Scan the records for the string "name"; copy each line where it occurs.

**DATASET ROWS**.
——

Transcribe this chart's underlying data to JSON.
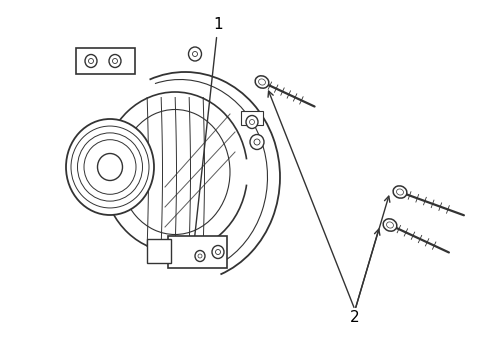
{
  "background_color": "#ffffff",
  "line_color": "#333333",
  "label_color": "#000000",
  "fig_width": 4.89,
  "fig_height": 3.6,
  "dpi": 100,
  "label1": "1",
  "label2": "2"
}
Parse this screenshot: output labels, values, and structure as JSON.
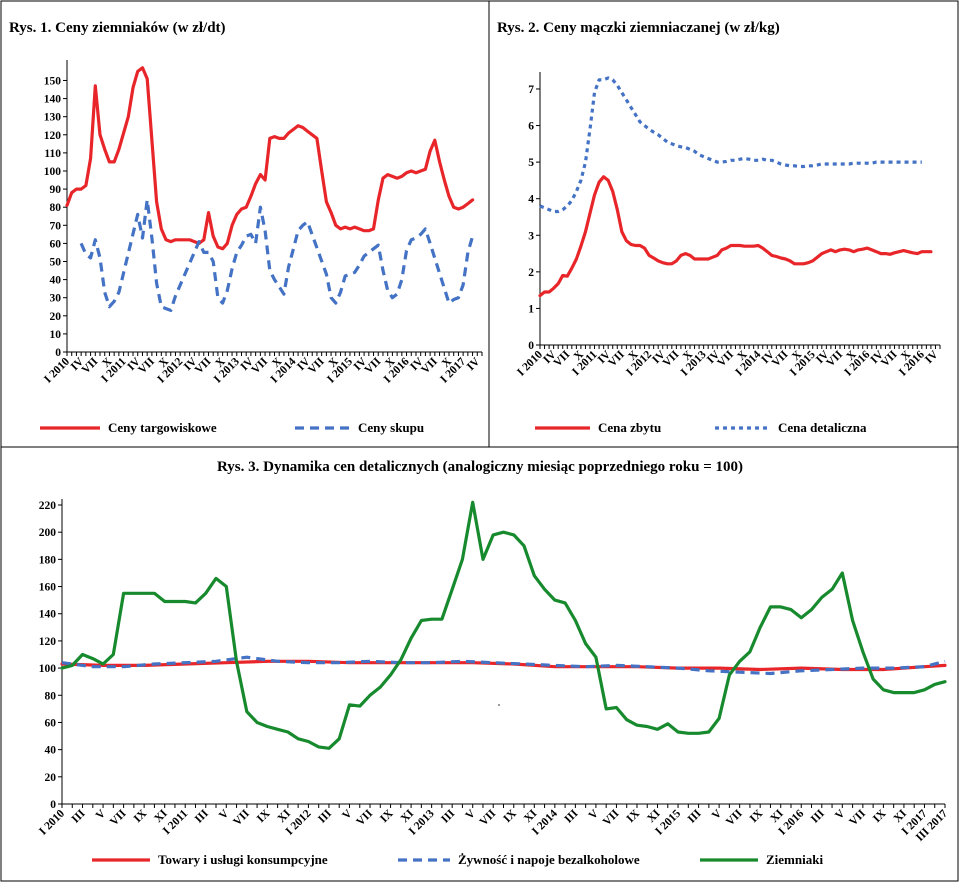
{
  "chart_data": [
    {
      "type": "line",
      "title": "Rys. 1. Ceny ziemniaków (w zł/dt)",
      "ylim": [
        0,
        158
      ],
      "yticks": [
        0,
        10,
        20,
        30,
        40,
        50,
        60,
        70,
        80,
        90,
        100,
        110,
        120,
        130,
        140,
        150
      ],
      "xlim": [
        0,
        88
      ],
      "xtick_labels": [
        "I 2010",
        "IV",
        "VII",
        "X",
        "I 2011",
        "IV",
        "VII",
        "X",
        "I 2012",
        "IV",
        "VII",
        "X",
        "I 2013",
        "IV",
        "VII",
        "X",
        "I 2014",
        "IV",
        "VII",
        "X",
        "I 2015",
        "IV",
        "VII",
        "X",
        "I 2016",
        "IV",
        "VII",
        "X",
        "I 2017",
        "IV"
      ],
      "legend_position": "bottom",
      "series": [
        {
          "name": "Ceny targowiskowe",
          "color": "#e8262a",
          "dash": "solid",
          "x": [
            0,
            1,
            2,
            3,
            4,
            5,
            6,
            7,
            8,
            9,
            10,
            11,
            12,
            13,
            14,
            15,
            16,
            17,
            18,
            19,
            20,
            21,
            22,
            23,
            24,
            25,
            26,
            27,
            28,
            29,
            30,
            31,
            32,
            33,
            34,
            35,
            36,
            37,
            38,
            39,
            40,
            41,
            42,
            43,
            44,
            45,
            46,
            47,
            48,
            49,
            50,
            51,
            52,
            53,
            54,
            55,
            56,
            57,
            58,
            59,
            60,
            61,
            62,
            63,
            64,
            65,
            66,
            67,
            68,
            69,
            70,
            71,
            72,
            73,
            74,
            75,
            76,
            77,
            78,
            79,
            80,
            81,
            82,
            83,
            84,
            85,
            86
          ],
          "values": [
            81,
            88,
            90,
            90,
            92,
            107,
            147,
            120,
            112,
            105,
            105,
            112,
            121,
            130,
            146,
            155,
            157,
            151,
            117,
            83,
            68,
            62,
            61,
            62,
            62,
            62,
            62,
            61,
            60,
            62,
            77,
            64,
            58,
            57,
            60,
            70,
            76,
            79,
            80,
            86,
            93,
            98,
            95,
            118,
            119,
            118,
            118,
            121,
            123,
            125,
            124,
            122,
            120,
            118,
            100,
            83,
            77,
            70,
            68,
            69,
            68,
            69,
            68,
            67,
            67,
            68,
            84,
            96,
            98,
            97,
            96,
            97,
            99,
            100,
            99,
            100,
            101,
            111,
            117,
            105,
            95,
            86,
            80,
            79,
            80,
            82,
            84
          ]
        },
        {
          "name": "Ceny skupu",
          "color": "#4472c4",
          "dash": "dashed",
          "x": [
            3,
            4,
            5,
            6,
            7,
            8,
            9,
            10,
            11,
            15,
            16,
            17,
            18,
            19,
            20,
            21,
            22,
            23,
            28,
            29,
            30,
            31,
            32,
            33,
            34,
            35,
            36,
            37,
            38,
            39,
            40,
            41,
            42,
            43,
            44,
            45,
            46,
            47,
            48,
            49,
            50,
            51,
            55,
            56,
            57,
            58,
            59,
            60,
            61,
            62,
            63,
            64,
            65,
            66,
            67,
            68,
            69,
            70,
            71,
            72,
            73,
            74,
            75,
            76,
            77,
            81,
            82,
            83,
            84,
            85,
            86
          ],
          "values": [
            60,
            54,
            52,
            62,
            52,
            33,
            25,
            28,
            33,
            76,
            63,
            84,
            63,
            38,
            25,
            24,
            23,
            31,
            61,
            55,
            55,
            50,
            30,
            27,
            34,
            46,
            55,
            59,
            64,
            65,
            60,
            80,
            67,
            45,
            40,
            36,
            32,
            47,
            57,
            67,
            70,
            72,
            43,
            30,
            27,
            33,
            42,
            43,
            44,
            48,
            53,
            55,
            57,
            59,
            45,
            34,
            30,
            32,
            40,
            56,
            62,
            63,
            65,
            68,
            60,
            27,
            29,
            30,
            37,
            55,
            64
          ]
        }
      ]
    },
    {
      "type": "line",
      "title": "Rys. 2. Ceny mączki ziemniaczanej (w zł/kg)",
      "ylim": [
        0,
        7.3
      ],
      "yticks": [
        0,
        1,
        2,
        3,
        4,
        5,
        6,
        7
      ],
      "xlim": [
        0,
        88
      ],
      "xtick_labels": [
        "I 2010",
        "IV",
        "VII",
        "X",
        "I 2011",
        "IV",
        "VII",
        "X",
        "I 2012",
        "IV",
        "VII",
        "X",
        "I 2013",
        "IV",
        "VII",
        "X",
        "I 2014",
        "IV",
        "VII",
        "X",
        "I 2015",
        "IV",
        "VII",
        "X",
        "I 2016",
        "IV",
        "VII",
        "X",
        "I 2016",
        "IV"
      ],
      "legend_position": "bottom",
      "series": [
        {
          "name": "Cena zbytu",
          "color": "#e8262a",
          "dash": "solid",
          "x": [
            0,
            1,
            2,
            3,
            4,
            5,
            6,
            7,
            8,
            9,
            10,
            11,
            12,
            13,
            14,
            15,
            16,
            17,
            18,
            19,
            20,
            21,
            22,
            23,
            24,
            25,
            26,
            27,
            28,
            29,
            30,
            31,
            32,
            33,
            34,
            35,
            36,
            37,
            38,
            39,
            40,
            41,
            42,
            43,
            44,
            45,
            46,
            47,
            48,
            49,
            50,
            51,
            52,
            53,
            54,
            55,
            56,
            57,
            58,
            59,
            60,
            61,
            62,
            63,
            64,
            65,
            66,
            67,
            68,
            69,
            70,
            71,
            72,
            73,
            74,
            75,
            76,
            77,
            78,
            79,
            80,
            81,
            82,
            83,
            84,
            85,
            86
          ],
          "values": [
            1.35,
            1.45,
            1.45,
            1.55,
            1.68,
            1.9,
            1.88,
            2.1,
            2.35,
            2.7,
            3.1,
            3.6,
            4.1,
            4.45,
            4.6,
            4.5,
            4.2,
            3.7,
            3.1,
            2.85,
            2.75,
            2.72,
            2.72,
            2.65,
            2.45,
            2.38,
            2.3,
            2.25,
            2.22,
            2.22,
            2.3,
            2.45,
            2.5,
            2.45,
            2.35,
            2.35,
            2.35,
            2.35,
            2.4,
            2.45,
            2.6,
            2.65,
            2.72,
            2.72,
            2.72,
            2.7,
            2.7,
            2.7,
            2.72,
            2.65,
            2.55,
            2.45,
            2.42,
            2.38,
            2.35,
            2.3,
            2.22,
            2.22,
            2.22,
            2.25,
            2.3,
            2.4,
            2.5,
            2.55,
            2.6,
            2.55,
            2.6,
            2.62,
            2.6,
            2.55,
            2.6,
            2.62,
            2.65,
            2.6,
            2.55,
            2.5,
            2.5,
            2.48,
            2.52,
            2.55,
            2.58,
            2.55,
            2.52,
            2.5,
            2.55,
            2.55,
            2.55
          ]
        },
        {
          "name": "Cena detaliczna",
          "color": "#4472c4",
          "dash": "dotted",
          "x": [
            0,
            1,
            2,
            3,
            4,
            5,
            6,
            7,
            8,
            9,
            10,
            11,
            12,
            13,
            14,
            15,
            16,
            17,
            18,
            19,
            20,
            21,
            22,
            23,
            24,
            25,
            26,
            27,
            28,
            29,
            30,
            31,
            32,
            33,
            34,
            35,
            36,
            37,
            38,
            39,
            40,
            41,
            42,
            43,
            44,
            45,
            46,
            47,
            48,
            49,
            50,
            51,
            52,
            53,
            54,
            55,
            56,
            57,
            58,
            59,
            60,
            61,
            62,
            63,
            64,
            65,
            66,
            67,
            68,
            69,
            70,
            71,
            72,
            73,
            74,
            75,
            76,
            77,
            78,
            79,
            80,
            81,
            82,
            83,
            84
          ],
          "values": [
            3.8,
            3.75,
            3.7,
            3.65,
            3.65,
            3.7,
            3.8,
            3.95,
            4.2,
            4.5,
            5.0,
            5.9,
            6.9,
            7.25,
            7.25,
            7.3,
            7.25,
            7.1,
            6.9,
            6.7,
            6.5,
            6.3,
            6.1,
            6.0,
            5.9,
            5.82,
            5.75,
            5.65,
            5.55,
            5.5,
            5.45,
            5.42,
            5.4,
            5.35,
            5.3,
            5.2,
            5.15,
            5.1,
            5.05,
            5.0,
            5.0,
            5.02,
            5.05,
            5.05,
            5.08,
            5.1,
            5.08,
            5.05,
            5.05,
            5.08,
            5.05,
            5.05,
            5.0,
            4.95,
            4.92,
            4.9,
            4.9,
            4.88,
            4.88,
            4.9,
            4.9,
            4.92,
            4.95,
            4.95,
            4.95,
            4.95,
            4.95,
            4.95,
            4.95,
            4.97,
            4.97,
            4.97,
            4.97,
            4.97,
            5.0,
            5.0,
            5.0,
            5.0,
            5.0,
            5.0,
            5.0,
            5.0,
            5.0,
            5.0,
            5.0
          ]
        }
      ]
    },
    {
      "type": "line",
      "title": "Rys. 3. Dynamika cen detalicznych (analogiczny miesiąc poprzedniego roku = 100)",
      "ylim": [
        0,
        220
      ],
      "yticks": [
        0,
        20,
        40,
        60,
        80,
        100,
        120,
        140,
        160,
        180,
        200,
        220
      ],
      "xlim": [
        0,
        86
      ],
      "xtick_labels": [
        "I 2010",
        "III",
        "V",
        "VII",
        "IX",
        "XI",
        "I 2011",
        "III",
        "V",
        "VII",
        "IX",
        "XI",
        "I 2012",
        "III",
        "V",
        "VII",
        "IX",
        "XI",
        "I 2013",
        "III",
        "V",
        "VII",
        "IX",
        "XI",
        "I 2014",
        "III",
        "V",
        "VII",
        "IX",
        "XI",
        "I 2015",
        "III",
        "V",
        "VII",
        "IX",
        "XI",
        "I 2016",
        "III",
        "V",
        "VII",
        "IX",
        "XI",
        "I 2017",
        "III 2017"
      ],
      "legend_position": "bottom",
      "series": [
        {
          "name": "Towary i usługi konsumpcyjne",
          "color": "#e8262a",
          "dash": "solid",
          "x": [
            0,
            4,
            8,
            12,
            16,
            20,
            24,
            28,
            32,
            36,
            40,
            44,
            48,
            52,
            56,
            60,
            64,
            68,
            72,
            76,
            80,
            84,
            86
          ],
          "values": [
            103,
            102,
            102,
            103,
            104,
            105,
            105,
            104,
            104,
            104,
            104,
            103,
            101,
            101,
            101,
            100,
            100,
            99,
            100,
            99,
            99,
            101,
            102
          ]
        },
        {
          "name": "Żywność i napoje bezalkoholowe",
          "color": "#4472c4",
          "dash": "dashed",
          "x": [
            0,
            3,
            6,
            9,
            12,
            15,
            18,
            21,
            24,
            27,
            30,
            33,
            36,
            39,
            42,
            45,
            48,
            51,
            54,
            57,
            60,
            63,
            66,
            69,
            72,
            75,
            78,
            81,
            84,
            86
          ],
          "values": [
            104,
            101,
            101,
            103,
            104,
            105,
            108,
            105,
            104,
            104,
            105,
            104,
            104,
            105,
            104,
            103,
            102,
            101,
            102,
            101,
            100,
            98,
            97,
            96,
            98,
            99,
            100,
            100,
            101,
            105
          ]
        },
        {
          "name": "Ziemniaki",
          "color": "#178a2e",
          "dash": "solid",
          "x": [
            0,
            1,
            2,
            3,
            4,
            5,
            6,
            7,
            8,
            9,
            10,
            11,
            12,
            13,
            14,
            15,
            16,
            17,
            18,
            19,
            20,
            21,
            22,
            23,
            24,
            25,
            26,
            27,
            28,
            29,
            30,
            31,
            32,
            33,
            34,
            35,
            36,
            37,
            38,
            39,
            40,
            41,
            42,
            43,
            44,
            45,
            46,
            47,
            48,
            49,
            50,
            51,
            52,
            53,
            54,
            55,
            56,
            57,
            58,
            59,
            60,
            61,
            62,
            63,
            64,
            65,
            66,
            67,
            68,
            69,
            70,
            71,
            72,
            73,
            74,
            75,
            76,
            77,
            78,
            79,
            80,
            81,
            82,
            83,
            84,
            85,
            86
          ],
          "values": [
            100,
            102,
            110,
            107,
            103,
            110,
            155,
            155,
            155,
            155,
            149,
            149,
            149,
            148,
            155,
            166,
            160,
            105,
            68,
            60,
            57,
            55,
            53,
            48,
            46,
            42,
            41,
            48,
            73,
            72,
            80,
            86,
            95,
            106,
            122,
            135,
            136,
            136,
            158,
            180,
            222,
            180,
            198,
            200,
            198,
            190,
            168,
            158,
            150,
            148,
            135,
            118,
            108,
            70,
            71,
            62,
            58,
            57,
            55,
            59,
            53,
            52,
            52,
            53,
            63,
            95,
            105,
            112,
            130,
            145,
            145,
            143,
            137,
            143,
            152,
            158,
            170,
            135,
            112,
            92,
            84,
            82,
            82,
            82,
            84,
            88,
            90
          ]
        }
      ]
    }
  ]
}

——

**THE OUTPUT**.
          "name": "Ceny targowiskowe",
          "name": "Ceny skupu",
          "name": "Cena zbytu",
          "name": "Cena detaliczna",
          "name": "Towary i usługi konsumpcyjne",
          "name": "Żywność i napoje bezalkoholowe",
          "name": "Ziemniaki",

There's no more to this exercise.